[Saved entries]
______

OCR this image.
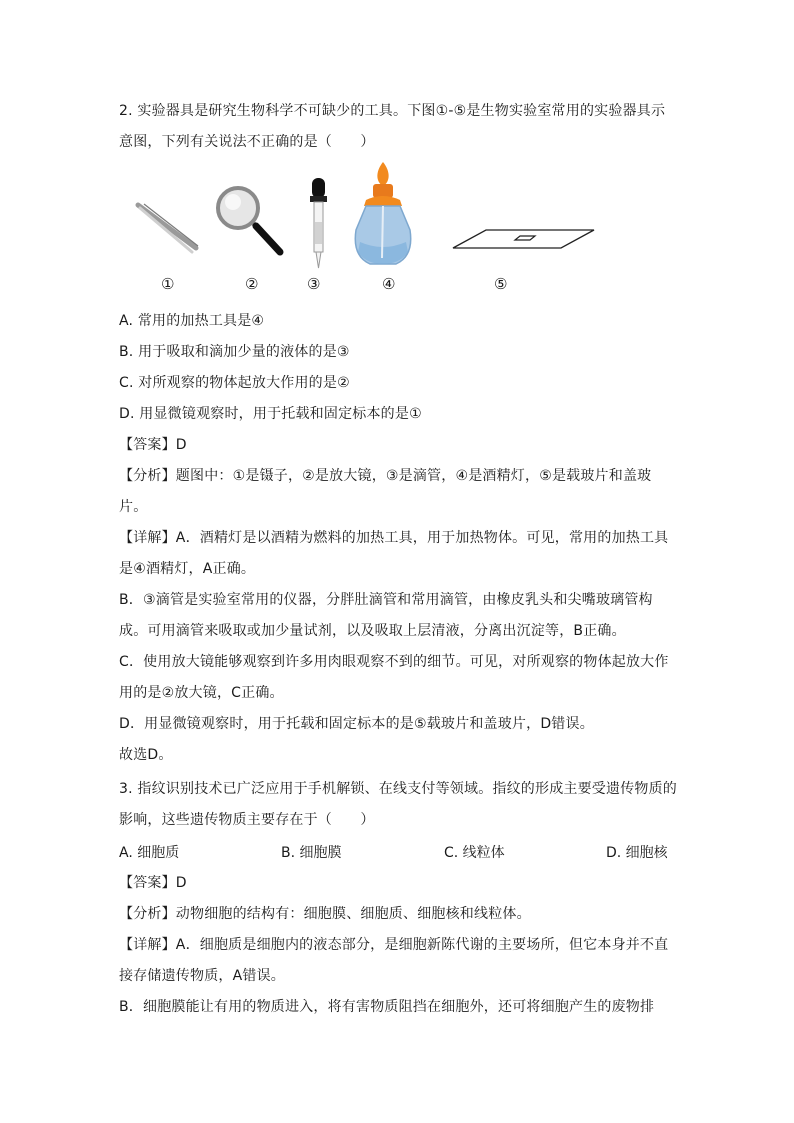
2. 实验器具是研究生物科学不可缺少的工具。下图①-⑤是生物实验室常用的实验器具示
意图，下列有关说法不正确的是（　　）
①	②	③	④	⑤
A. 常用的加热工具是④
B. 用于吸取和滴加少量的液体的是③
C. 对所观察的物体起放大作用的是②
D. 用显微镜观察时，用于托载和固定标本的是①
【答案】D
【分析】题图中：①是镊子，②是放大镜，③是滴管，④是酒精灯，⑤是载玻片和盖玻
片。
【详解】A．酒精灯是以酒精为燃料的加热工具，用于加热物体。可见，常用的加热工具
是④酒精灯，A正确。
B．③滴管是实验室常用的仪器，分胖肚滴管和常用滴管，由橡皮乳头和尖嘴玻璃管构
成。可用滴管来吸取或加少量试剂，以及吸取上层清液，分离出沉淀等，B正确。
C．使用放大镜能够观察到许多用肉眼观察不到的细节。可见，对所观察的物体起放大作
用的是②放大镜，C正确。
D．用显微镜观察时，用于托载和固定标本的是⑤载玻片和盖玻片，D错误。
故选D。
3. 指纹识别技术已广泛应用于手机解锁、在线支付等领域。指纹的形成主要受遗传物质的
影响，这些遗传物质主要存在于（　　）
A. 细胞质	B. 细胞膜	C. 线粒体	D. 细胞核
【答案】D
【分析】动物细胞的结构有：细胞膜、细胞质、细胞核和线粒体。
【详解】A．细胞质是细胞内的液态部分，是细胞新陈代谢的主要场所，但它本身并不直
接存储遗传物质，A错误。
B．细胞膜能让有用的物质进入，将有害物质阻挡在细胞外，还可将细胞产生的废物排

______

REQUEST: Write the listing above out again exactly, dropping each image.

SOLUTION TO THIS PROBLEM:
OCR this image.
2. 实验器具是研究生物科学不可缺少的工具。下图①-⑤是生物实验室常用的实验器具示
意图，下列有关说法不正确的是（　　）
①	②	③	④	⑤
A. 常用的加热工具是④
B. 用于吸取和滴加少量的液体的是③
C. 对所观察的物体起放大作用的是②
D. 用显微镜观察时，用于托载和固定标本的是①
【答案】D
【分析】题图中：①是镊子，②是放大镜，③是滴管，④是酒精灯，⑤是载玻片和盖玻
片。
【详解】A．酒精灯是以酒精为燃料的加热工具，用于加热物体。可见，常用的加热工具
是④酒精灯，A正确。
B．③滴管是实验室常用的仪器，分胖肚滴管和常用滴管，由橡皮乳头和尖嘴玻璃管构
成。可用滴管来吸取或加少量试剂，以及吸取上层清液，分离出沉淀等，B正确。
C．使用放大镜能够观察到许多用肉眼观察不到的细节。可见，对所观察的物体起放大作
用的是②放大镜，C正确。
D．用显微镜观察时，用于托载和固定标本的是⑤载玻片和盖玻片，D错误。
故选D。
3. 指纹识别技术已广泛应用于手机解锁、在线支付等领域。指纹的形成主要受遗传物质的
影响，这些遗传物质主要存在于（　　）
A. 细胞质	B. 细胞膜	C. 线粒体	D. 细胞核
【答案】D
【分析】动物细胞的结构有：细胞膜、细胞质、细胞核和线粒体。
【详解】A．细胞质是细胞内的液态部分，是细胞新陈代谢的主要场所，但它本身并不直
接存储遗传物质，A错误。
B．细胞膜能让有用的物质进入，将有害物质阻挡在细胞外，还可将细胞产生的废物排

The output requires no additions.